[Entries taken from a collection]
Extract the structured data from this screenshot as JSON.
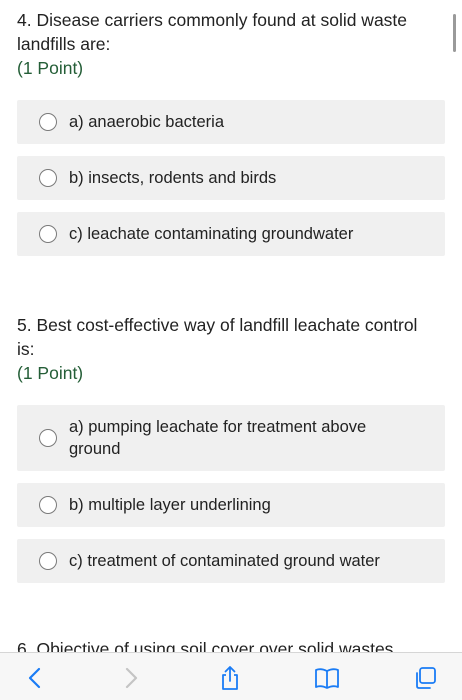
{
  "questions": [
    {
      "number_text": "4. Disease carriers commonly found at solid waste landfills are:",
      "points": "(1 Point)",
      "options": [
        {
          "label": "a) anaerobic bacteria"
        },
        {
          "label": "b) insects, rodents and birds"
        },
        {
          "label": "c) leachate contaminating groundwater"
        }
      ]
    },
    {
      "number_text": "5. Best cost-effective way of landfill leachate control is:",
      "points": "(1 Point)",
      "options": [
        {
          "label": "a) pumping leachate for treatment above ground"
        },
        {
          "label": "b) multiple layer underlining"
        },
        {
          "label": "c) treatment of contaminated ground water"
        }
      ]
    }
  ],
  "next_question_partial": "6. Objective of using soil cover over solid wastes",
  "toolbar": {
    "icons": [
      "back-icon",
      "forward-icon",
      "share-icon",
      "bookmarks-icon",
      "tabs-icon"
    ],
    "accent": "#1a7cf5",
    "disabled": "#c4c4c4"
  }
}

= TASK TO COMPLETE =
Although the records above include pictures, the copy must contain only their exact text.

= EXERCISE SOLUTION =
Extract the structured data from this screenshot as JSON.
{
  "questions": [
    {
      "number_text": "4. Disease carriers commonly found at solid waste landfills are:",
      "points": "(1 Point)",
      "options": [
        {
          "label": "a) anaerobic bacteria"
        },
        {
          "label": "b) insects, rodents and birds"
        },
        {
          "label": "c) leachate contaminating groundwater"
        }
      ]
    },
    {
      "number_text": "5. Best cost-effective way of landfill leachate control is:",
      "points": "(1 Point)",
      "options": [
        {
          "label": "a) pumping leachate for treatment above ground"
        },
        {
          "label": "b) multiple layer underlining"
        },
        {
          "label": "c) treatment of contaminated ground water"
        }
      ]
    }
  ],
  "next_question_partial": "6. Objective of using soil cover over solid wastes",
  "toolbar": {
    "icons": [
      "back-icon",
      "forward-icon",
      "share-icon",
      "bookmarks-icon",
      "tabs-icon"
    ],
    "accent": "#1a7cf5",
    "disabled": "#c4c4c4"
  }
}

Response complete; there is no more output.